* [SELECTION]:
:::

# Haunted Hills Cemetery 2007



## Tyler (Jul 17, 2008)

Here is a link to my pictures on Photobucket
Pictures by Tyler45_photos - Photobucket
Check them out, and let me know what you think, I will be expanding it alot this year. I also hope to collect some money and/or can goods for charity, because I get alot of people that come and see it. I hope you like my haunt.


----------



## Haunted Bayou (Feb 16, 2007)

Oops bad link...try again!


----------



## Tyler (Jul 17, 2008)

I know, but thanks though. This is my 9th post, so I am getting very close to being able to edit.


----------



## Tyler (Jul 17, 2008)

The link is fixed, yay! 
Check it out


----------



## lowdwnrob (Jul 2, 2008)

Cool yard. I really dig the guy on the roof. I have had a mask for two years and have been looking for the perfect costume for him. I want to put him on my roof reaching down over the door at the tot's.


----------



## Tyler (Jul 17, 2008)

Thanks for your compliment. I actually got the idea to put someone on the roof from someone else who lives by me that did that. It really does look cool. This year I am going to switch it up, and have Jason on the roof.


----------



## Haunted Bayou (Feb 16, 2007)

ohhhh, uplit skelly goblin... Me like!


----------



## scareme (Aug 29, 2006)

Great looking props. How do you get the guys to stay on the roof? Loved all your pictures.


----------



## Tyler (Jul 17, 2008)

Thanks, I got him on the roof by drilling a screw into his arm, and then into the wood on the top sections of roof. It actually worked pretty good, and he never fell, or even moved.


----------



## Revenant (Mar 17, 2007)

Nice haunt! Lots of standing characters... this would be a good yard for the old "stand still and act like a statue" trick hehe that one always gets a good scare when the "prop" yells and comes after them


----------



## Tyler (Jul 17, 2008)

Thanks for the compliments. I actually dressed up in a costume last year on Halloween ,and stood really still behind my fence. It is really funny to move just a little bit when a kid goes by, and then they tell there parents, only to get a reply of "all of that stuff is fake". I cant tell you how many times that happened. Last year was really crazy too because I wasnt expecting alot of little kids to come up, but pretty many did. And there were alot of teenagers who would not even set foot in my yard, I get a big kick out of that.

:::

* [RECORDED INFORMATION]:

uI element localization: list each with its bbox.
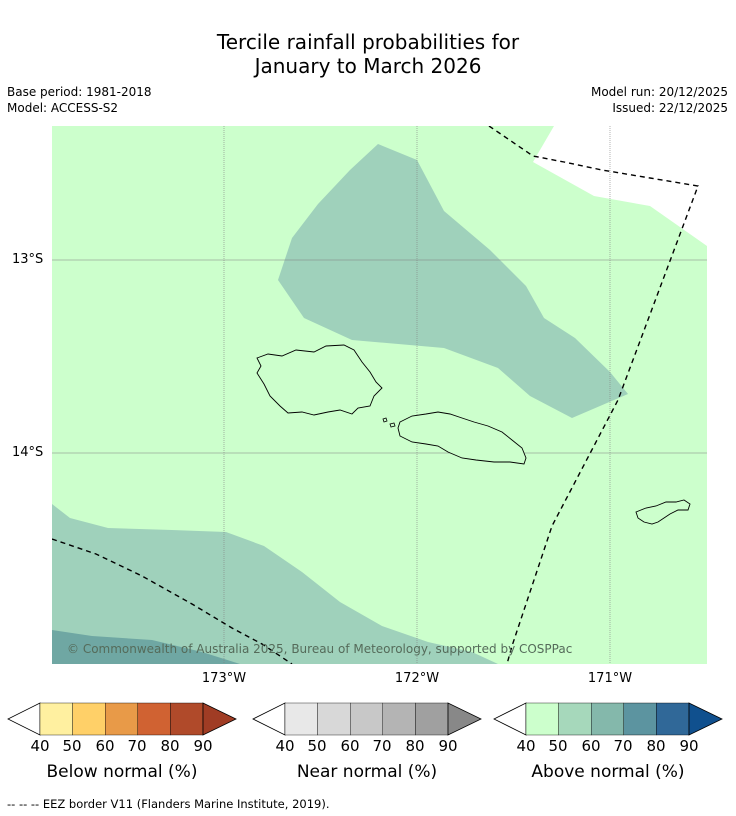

:::

* [SET OF TASKS]:
[1] In the Haunted Hills Cemetery thread, rewrite the stretch from "Thanks for your" through "goblin... Me like!", swapping "Jason" for "Michael Myers".
[2] Answer these about the Haunted Hills Cemetery thread:
(a) How did Tyler keep the figure on the roof in place?
(b) Which number post did Tyler say his reply about being close to editing was?
(c) How long has lowdwnrob had the mask he wants to costume?

* [PROBLEM SOLUTIONS]:
[1]
Thanks for your compliment. I actually got the idea to put someone on the roof from someone else who lives by me that did that. It really does look cool. This year I am going to switch it up, and have Michael Myers on the roof.


----------



## Haunted Bayou (Feb 16, 2007)

ohhhh, uplit skelly goblin... Me like!

[2]
(a) He drilled a screw into the figure's arm and then into the wood on the top sections of the roof.
(b) His 9th post.
(c) Two years.